-- Task to carry out --
The records below are to be copied word for word, with every picture left out.
## BEGIN Listed entries
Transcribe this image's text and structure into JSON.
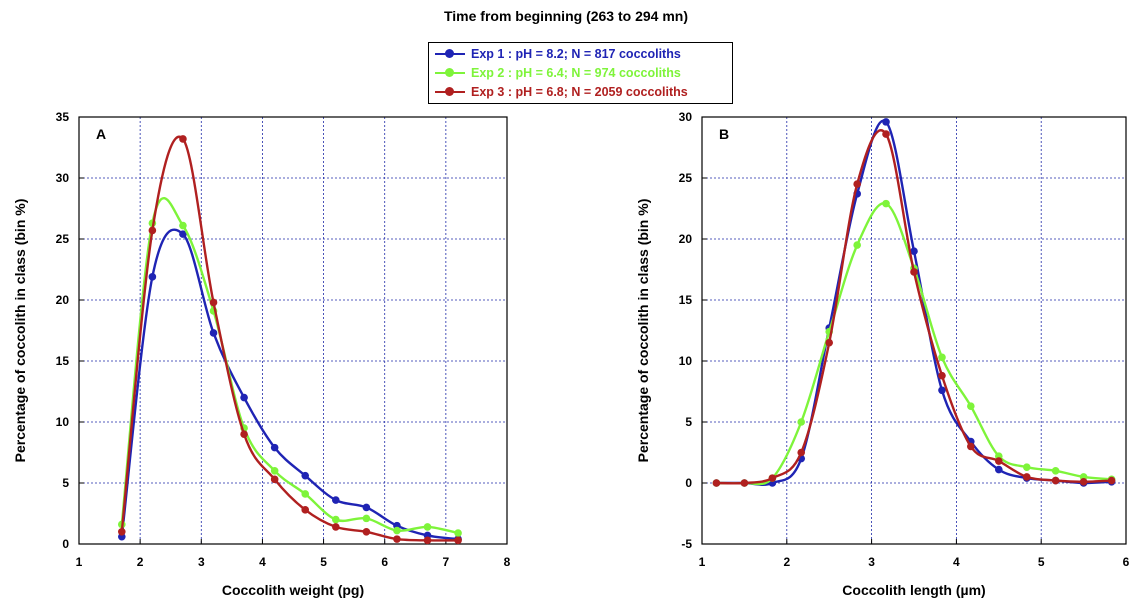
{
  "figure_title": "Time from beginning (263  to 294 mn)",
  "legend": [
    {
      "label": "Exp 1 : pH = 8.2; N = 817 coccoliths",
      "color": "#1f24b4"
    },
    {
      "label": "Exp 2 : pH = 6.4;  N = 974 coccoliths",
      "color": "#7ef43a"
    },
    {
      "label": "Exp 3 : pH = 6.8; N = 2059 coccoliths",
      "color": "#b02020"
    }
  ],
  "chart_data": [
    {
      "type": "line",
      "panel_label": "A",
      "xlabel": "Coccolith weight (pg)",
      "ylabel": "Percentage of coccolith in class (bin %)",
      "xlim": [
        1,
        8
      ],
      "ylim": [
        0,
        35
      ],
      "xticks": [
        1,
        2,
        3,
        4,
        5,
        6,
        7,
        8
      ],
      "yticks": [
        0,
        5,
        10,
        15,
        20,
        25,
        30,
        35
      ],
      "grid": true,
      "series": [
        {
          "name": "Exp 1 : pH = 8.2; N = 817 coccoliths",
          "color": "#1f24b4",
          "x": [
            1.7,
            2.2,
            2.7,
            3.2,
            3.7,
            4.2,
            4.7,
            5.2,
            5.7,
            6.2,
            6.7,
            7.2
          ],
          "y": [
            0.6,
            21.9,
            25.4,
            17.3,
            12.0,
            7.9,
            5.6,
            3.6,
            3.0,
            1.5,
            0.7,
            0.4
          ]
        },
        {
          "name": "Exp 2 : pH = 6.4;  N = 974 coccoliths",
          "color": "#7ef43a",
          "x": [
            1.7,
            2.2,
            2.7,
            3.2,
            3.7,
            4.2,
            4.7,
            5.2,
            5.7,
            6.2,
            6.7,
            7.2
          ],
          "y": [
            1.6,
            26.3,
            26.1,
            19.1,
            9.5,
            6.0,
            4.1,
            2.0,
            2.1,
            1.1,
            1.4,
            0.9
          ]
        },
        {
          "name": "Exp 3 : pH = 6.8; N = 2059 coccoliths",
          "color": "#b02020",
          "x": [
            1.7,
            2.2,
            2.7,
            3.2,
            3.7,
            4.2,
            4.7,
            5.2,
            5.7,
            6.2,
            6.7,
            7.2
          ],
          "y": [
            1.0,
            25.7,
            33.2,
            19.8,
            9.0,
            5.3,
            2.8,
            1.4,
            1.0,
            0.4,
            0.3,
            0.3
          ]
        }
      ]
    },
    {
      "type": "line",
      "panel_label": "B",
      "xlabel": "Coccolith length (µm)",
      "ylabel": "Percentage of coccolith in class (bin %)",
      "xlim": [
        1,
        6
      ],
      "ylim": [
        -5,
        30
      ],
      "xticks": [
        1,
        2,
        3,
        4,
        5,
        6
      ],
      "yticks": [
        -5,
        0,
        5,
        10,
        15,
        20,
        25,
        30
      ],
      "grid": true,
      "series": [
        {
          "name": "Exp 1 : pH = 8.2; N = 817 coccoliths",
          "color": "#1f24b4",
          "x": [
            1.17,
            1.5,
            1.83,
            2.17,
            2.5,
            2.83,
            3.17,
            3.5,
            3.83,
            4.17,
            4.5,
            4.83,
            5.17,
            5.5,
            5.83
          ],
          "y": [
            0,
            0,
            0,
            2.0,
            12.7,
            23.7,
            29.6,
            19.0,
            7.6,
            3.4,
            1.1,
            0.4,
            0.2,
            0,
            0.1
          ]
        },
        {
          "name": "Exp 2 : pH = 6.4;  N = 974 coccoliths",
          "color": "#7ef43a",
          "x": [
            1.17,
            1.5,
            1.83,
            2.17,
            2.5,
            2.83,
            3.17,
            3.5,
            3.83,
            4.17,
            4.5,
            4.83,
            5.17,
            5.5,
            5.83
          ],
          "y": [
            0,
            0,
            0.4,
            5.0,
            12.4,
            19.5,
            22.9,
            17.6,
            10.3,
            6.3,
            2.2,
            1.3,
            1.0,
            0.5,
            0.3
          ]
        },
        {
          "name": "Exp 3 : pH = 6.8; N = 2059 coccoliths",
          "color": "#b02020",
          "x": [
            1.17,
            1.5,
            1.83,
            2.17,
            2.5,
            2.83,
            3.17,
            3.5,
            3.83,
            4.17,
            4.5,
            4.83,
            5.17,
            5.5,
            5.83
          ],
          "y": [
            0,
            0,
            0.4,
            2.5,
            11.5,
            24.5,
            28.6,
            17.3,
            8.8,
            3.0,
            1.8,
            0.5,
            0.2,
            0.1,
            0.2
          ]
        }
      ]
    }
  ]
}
## END Listed entries
-- Correct output --
Transcribe this image's text and structure into JSON.
{
  "figure_title": "Time from beginning (263  to 294 mn)",
  "legend": [
    {
      "label": "Exp 1 : pH = 8.2; N = 817 coccoliths",
      "color": "#1f24b4"
    },
    {
      "label": "Exp 2 : pH = 6.4;  N = 974 coccoliths",
      "color": "#7ef43a"
    },
    {
      "label": "Exp 3 : pH = 6.8; N = 2059 coccoliths",
      "color": "#b02020"
    }
  ],
  "chart_data": [
    {
      "type": "line",
      "panel_label": "A",
      "xlabel": "Coccolith weight (pg)",
      "ylabel": "Percentage of coccolith in class (bin %)",
      "xlim": [
        1,
        8
      ],
      "ylim": [
        0,
        35
      ],
      "xticks": [
        1,
        2,
        3,
        4,
        5,
        6,
        7,
        8
      ],
      "yticks": [
        0,
        5,
        10,
        15,
        20,
        25,
        30,
        35
      ],
      "grid": true,
      "series": [
        {
          "name": "Exp 1 : pH = 8.2; N = 817 coccoliths",
          "color": "#1f24b4",
          "x": [
            1.7,
            2.2,
            2.7,
            3.2,
            3.7,
            4.2,
            4.7,
            5.2,
            5.7,
            6.2,
            6.7,
            7.2
          ],
          "y": [
            0.6,
            21.9,
            25.4,
            17.3,
            12.0,
            7.9,
            5.6,
            3.6,
            3.0,
            1.5,
            0.7,
            0.4
          ]
        },
        {
          "name": "Exp 2 : pH = 6.4;  N = 974 coccoliths",
          "color": "#7ef43a",
          "x": [
            1.7,
            2.2,
            2.7,
            3.2,
            3.7,
            4.2,
            4.7,
            5.2,
            5.7,
            6.2,
            6.7,
            7.2
          ],
          "y": [
            1.6,
            26.3,
            26.1,
            19.1,
            9.5,
            6.0,
            4.1,
            2.0,
            2.1,
            1.1,
            1.4,
            0.9
          ]
        },
        {
          "name": "Exp 3 : pH = 6.8; N = 2059 coccoliths",
          "color": "#b02020",
          "x": [
            1.7,
            2.2,
            2.7,
            3.2,
            3.7,
            4.2,
            4.7,
            5.2,
            5.7,
            6.2,
            6.7,
            7.2
          ],
          "y": [
            1.0,
            25.7,
            33.2,
            19.8,
            9.0,
            5.3,
            2.8,
            1.4,
            1.0,
            0.4,
            0.3,
            0.3
          ]
        }
      ]
    },
    {
      "type": "line",
      "panel_label": "B",
      "xlabel": "Coccolith length (µm)",
      "ylabel": "Percentage of coccolith in class (bin %)",
      "xlim": [
        1,
        6
      ],
      "ylim": [
        -5,
        30
      ],
      "xticks": [
        1,
        2,
        3,
        4,
        5,
        6
      ],
      "yticks": [
        -5,
        0,
        5,
        10,
        15,
        20,
        25,
        30
      ],
      "grid": true,
      "series": [
        {
          "name": "Exp 1 : pH = 8.2; N = 817 coccoliths",
          "color": "#1f24b4",
          "x": [
            1.17,
            1.5,
            1.83,
            2.17,
            2.5,
            2.83,
            3.17,
            3.5,
            3.83,
            4.17,
            4.5,
            4.83,
            5.17,
            5.5,
            5.83
          ],
          "y": [
            0,
            0,
            0,
            2.0,
            12.7,
            23.7,
            29.6,
            19.0,
            7.6,
            3.4,
            1.1,
            0.4,
            0.2,
            0,
            0.1
          ]
        },
        {
          "name": "Exp 2 : pH = 6.4;  N = 974 coccoliths",
          "color": "#7ef43a",
          "x": [
            1.17,
            1.5,
            1.83,
            2.17,
            2.5,
            2.83,
            3.17,
            3.5,
            3.83,
            4.17,
            4.5,
            4.83,
            5.17,
            5.5,
            5.83
          ],
          "y": [
            0,
            0,
            0.4,
            5.0,
            12.4,
            19.5,
            22.9,
            17.6,
            10.3,
            6.3,
            2.2,
            1.3,
            1.0,
            0.5,
            0.3
          ]
        },
        {
          "name": "Exp 3 : pH = 6.8; N = 2059 coccoliths",
          "color": "#b02020",
          "x": [
            1.17,
            1.5,
            1.83,
            2.17,
            2.5,
            2.83,
            3.17,
            3.5,
            3.83,
            4.17,
            4.5,
            4.83,
            5.17,
            5.5,
            5.83
          ],
          "y": [
            0,
            0,
            0.4,
            2.5,
            11.5,
            24.5,
            28.6,
            17.3,
            8.8,
            3.0,
            1.8,
            0.5,
            0.2,
            0.1,
            0.2
          ]
        }
      ]
    }
  ]
}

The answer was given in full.